--- PROVIDED MATERIAL ---

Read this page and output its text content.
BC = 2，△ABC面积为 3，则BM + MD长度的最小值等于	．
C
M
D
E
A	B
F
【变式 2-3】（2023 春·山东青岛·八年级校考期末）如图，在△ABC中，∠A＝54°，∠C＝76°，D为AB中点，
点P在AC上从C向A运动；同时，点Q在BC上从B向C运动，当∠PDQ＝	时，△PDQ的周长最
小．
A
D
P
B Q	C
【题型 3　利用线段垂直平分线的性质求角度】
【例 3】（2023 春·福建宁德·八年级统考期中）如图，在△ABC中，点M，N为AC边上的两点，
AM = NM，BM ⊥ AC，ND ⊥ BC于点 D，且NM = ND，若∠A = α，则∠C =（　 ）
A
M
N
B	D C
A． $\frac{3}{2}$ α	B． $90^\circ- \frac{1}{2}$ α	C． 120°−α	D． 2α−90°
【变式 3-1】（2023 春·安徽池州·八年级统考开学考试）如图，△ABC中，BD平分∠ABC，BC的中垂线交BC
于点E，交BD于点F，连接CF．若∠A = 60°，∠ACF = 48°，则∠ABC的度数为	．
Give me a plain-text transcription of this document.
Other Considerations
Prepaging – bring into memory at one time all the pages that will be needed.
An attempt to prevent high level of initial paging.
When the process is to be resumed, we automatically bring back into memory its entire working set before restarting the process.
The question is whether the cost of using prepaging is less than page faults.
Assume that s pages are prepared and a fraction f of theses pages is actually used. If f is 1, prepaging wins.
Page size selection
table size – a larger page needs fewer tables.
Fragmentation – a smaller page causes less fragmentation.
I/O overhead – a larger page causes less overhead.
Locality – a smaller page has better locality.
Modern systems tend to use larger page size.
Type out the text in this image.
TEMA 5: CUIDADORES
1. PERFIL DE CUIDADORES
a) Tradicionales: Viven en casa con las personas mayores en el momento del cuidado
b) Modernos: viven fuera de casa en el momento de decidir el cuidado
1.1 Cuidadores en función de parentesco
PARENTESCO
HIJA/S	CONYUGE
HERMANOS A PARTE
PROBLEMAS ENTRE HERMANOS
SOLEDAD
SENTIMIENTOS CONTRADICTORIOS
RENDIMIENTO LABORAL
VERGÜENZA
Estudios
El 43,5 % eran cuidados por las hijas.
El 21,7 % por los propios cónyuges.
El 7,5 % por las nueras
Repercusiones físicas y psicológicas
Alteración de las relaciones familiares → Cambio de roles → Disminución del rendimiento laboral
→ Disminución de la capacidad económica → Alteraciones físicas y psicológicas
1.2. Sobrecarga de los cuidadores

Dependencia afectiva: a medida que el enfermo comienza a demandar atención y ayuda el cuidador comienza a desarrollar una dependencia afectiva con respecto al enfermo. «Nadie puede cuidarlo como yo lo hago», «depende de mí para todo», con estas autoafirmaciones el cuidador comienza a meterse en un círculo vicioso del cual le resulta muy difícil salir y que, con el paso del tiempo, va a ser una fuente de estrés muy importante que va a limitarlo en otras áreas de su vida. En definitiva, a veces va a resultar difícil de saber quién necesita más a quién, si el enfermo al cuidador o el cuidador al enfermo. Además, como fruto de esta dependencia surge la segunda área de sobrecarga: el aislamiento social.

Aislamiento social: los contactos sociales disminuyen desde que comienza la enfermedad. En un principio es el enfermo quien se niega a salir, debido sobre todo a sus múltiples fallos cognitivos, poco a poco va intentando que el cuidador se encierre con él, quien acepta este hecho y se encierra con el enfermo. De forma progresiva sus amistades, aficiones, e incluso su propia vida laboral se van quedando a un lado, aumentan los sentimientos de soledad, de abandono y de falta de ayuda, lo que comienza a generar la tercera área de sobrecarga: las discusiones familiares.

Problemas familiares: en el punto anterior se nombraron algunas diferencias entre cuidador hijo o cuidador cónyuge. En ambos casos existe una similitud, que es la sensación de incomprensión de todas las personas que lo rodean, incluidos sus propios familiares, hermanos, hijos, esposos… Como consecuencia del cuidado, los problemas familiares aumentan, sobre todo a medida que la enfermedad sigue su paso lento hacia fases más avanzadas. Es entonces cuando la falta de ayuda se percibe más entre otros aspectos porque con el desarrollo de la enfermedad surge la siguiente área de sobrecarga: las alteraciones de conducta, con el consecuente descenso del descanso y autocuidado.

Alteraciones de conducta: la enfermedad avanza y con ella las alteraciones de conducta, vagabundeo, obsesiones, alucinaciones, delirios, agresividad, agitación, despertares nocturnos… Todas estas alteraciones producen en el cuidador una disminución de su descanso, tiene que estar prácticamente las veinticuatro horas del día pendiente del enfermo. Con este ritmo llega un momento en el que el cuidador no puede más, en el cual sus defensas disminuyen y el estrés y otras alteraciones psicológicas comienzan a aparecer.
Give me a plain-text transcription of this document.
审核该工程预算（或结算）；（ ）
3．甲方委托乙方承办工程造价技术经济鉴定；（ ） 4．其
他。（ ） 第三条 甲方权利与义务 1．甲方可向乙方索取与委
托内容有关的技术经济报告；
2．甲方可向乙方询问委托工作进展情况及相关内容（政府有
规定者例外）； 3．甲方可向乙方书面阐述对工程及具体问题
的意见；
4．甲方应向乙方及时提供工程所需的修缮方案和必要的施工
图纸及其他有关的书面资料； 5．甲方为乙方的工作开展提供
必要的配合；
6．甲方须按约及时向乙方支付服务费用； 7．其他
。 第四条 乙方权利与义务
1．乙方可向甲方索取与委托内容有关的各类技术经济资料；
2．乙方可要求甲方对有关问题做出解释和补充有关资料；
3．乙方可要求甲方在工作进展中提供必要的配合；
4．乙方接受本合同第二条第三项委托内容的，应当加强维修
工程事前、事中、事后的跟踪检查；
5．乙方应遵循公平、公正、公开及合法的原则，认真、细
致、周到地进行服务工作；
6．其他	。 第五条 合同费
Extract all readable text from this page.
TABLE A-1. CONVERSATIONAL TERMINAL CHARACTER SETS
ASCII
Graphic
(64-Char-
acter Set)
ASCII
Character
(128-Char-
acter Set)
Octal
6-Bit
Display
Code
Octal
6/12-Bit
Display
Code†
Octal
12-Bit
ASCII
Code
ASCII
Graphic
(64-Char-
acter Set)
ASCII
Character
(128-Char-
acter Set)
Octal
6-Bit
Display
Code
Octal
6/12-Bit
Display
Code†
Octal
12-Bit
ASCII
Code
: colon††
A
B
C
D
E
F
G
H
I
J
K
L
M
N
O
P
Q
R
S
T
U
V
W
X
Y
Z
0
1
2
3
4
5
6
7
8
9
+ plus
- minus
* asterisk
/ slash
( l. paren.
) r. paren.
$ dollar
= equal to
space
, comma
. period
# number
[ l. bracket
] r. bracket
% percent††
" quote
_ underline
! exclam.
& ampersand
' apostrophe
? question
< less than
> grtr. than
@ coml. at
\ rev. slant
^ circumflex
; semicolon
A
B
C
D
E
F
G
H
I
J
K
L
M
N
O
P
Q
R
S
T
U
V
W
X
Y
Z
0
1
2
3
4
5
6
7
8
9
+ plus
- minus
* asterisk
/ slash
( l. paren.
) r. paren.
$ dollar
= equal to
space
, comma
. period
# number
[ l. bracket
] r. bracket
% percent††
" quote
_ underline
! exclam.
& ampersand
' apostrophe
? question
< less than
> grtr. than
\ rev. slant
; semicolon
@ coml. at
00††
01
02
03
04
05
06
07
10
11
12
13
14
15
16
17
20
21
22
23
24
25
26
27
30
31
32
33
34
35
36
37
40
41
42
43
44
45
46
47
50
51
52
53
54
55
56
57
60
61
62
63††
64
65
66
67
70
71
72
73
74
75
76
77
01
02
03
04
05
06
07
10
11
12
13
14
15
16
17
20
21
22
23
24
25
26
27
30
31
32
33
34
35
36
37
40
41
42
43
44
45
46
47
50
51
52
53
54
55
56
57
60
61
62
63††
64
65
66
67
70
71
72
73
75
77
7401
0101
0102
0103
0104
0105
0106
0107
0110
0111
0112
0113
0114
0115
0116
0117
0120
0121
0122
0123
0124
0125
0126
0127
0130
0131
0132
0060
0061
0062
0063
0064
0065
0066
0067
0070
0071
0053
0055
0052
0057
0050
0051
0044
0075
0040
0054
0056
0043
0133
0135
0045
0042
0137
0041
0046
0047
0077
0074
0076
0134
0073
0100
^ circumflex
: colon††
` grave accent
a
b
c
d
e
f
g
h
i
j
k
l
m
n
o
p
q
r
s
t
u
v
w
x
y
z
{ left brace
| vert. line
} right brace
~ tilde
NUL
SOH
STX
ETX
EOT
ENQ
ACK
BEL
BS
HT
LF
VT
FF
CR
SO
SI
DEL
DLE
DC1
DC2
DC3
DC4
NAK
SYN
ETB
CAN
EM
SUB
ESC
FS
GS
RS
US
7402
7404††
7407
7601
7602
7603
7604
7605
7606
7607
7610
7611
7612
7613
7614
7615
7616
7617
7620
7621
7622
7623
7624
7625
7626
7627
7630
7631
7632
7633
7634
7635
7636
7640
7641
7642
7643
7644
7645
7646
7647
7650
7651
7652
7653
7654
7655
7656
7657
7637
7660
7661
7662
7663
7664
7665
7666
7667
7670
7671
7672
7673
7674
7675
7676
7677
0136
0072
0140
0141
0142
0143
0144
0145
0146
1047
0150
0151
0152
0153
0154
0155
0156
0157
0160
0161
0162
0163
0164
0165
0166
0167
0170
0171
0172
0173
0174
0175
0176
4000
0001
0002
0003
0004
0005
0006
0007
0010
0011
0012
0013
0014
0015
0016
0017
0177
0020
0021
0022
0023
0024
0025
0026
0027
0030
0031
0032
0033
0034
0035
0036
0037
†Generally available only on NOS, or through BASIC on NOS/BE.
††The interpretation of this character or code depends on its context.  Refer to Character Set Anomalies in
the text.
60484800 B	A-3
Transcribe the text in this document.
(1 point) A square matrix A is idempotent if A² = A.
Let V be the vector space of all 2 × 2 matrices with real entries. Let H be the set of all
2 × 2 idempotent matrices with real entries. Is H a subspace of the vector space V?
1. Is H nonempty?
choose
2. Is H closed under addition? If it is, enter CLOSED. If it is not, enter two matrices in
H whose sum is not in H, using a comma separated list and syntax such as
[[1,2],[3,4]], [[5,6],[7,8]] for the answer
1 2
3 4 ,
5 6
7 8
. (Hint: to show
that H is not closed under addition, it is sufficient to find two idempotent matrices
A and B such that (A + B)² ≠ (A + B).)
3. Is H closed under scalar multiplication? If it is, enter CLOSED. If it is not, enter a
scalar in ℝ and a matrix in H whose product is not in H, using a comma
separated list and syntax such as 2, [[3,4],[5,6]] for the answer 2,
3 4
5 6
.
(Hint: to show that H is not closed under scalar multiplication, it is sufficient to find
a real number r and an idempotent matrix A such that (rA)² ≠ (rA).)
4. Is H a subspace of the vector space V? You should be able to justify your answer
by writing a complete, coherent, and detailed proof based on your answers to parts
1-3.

---

TASK TO COMPLETE
Read the lines above. Gather those in which the string "falta" is found.

TASK ANSWER
Aislamiento social: los contactos sociales disminuyen desde que comienza la enfermedad. En un principio es el enfermo quien se niega a salir, debido sobre todo a sus múltiples fallos cognitivos, poco a poco va intentando que el cuidador se encierre con él, quien acepta este hecho y se encierra con el enfermo. De forma progresiva sus amistades, aficiones, e incluso su propia vida laboral se van quedando a un lado, aumentan los sentimientos de soledad, de abandono y de falta de ayuda, lo que comienza a generar la tercera área de sobrecarga: las discusiones familiares.
Problemas familiares: en el punto anterior se nombraron algunas diferencias entre cuidador hijo o cuidador cónyuge. En ambos casos existe una similitud, que es la sensación de incomprensión de todas las personas que lo rodean, incluidos sus propios familiares, hermanos, hijos, esposos… Como consecuencia del cuidado, los problemas familiares aumentan, sobre todo a medida que la enfermedad sigue su paso lento hacia fases más avanzadas. Es entonces cuando la falta de ayuda se percibe más entre otros aspectos porque con el desarrollo de la enfermedad surge la siguiente área de sobrecarga: las alteraciones de conducta, con el consecuente descenso del descanso y autocuidado.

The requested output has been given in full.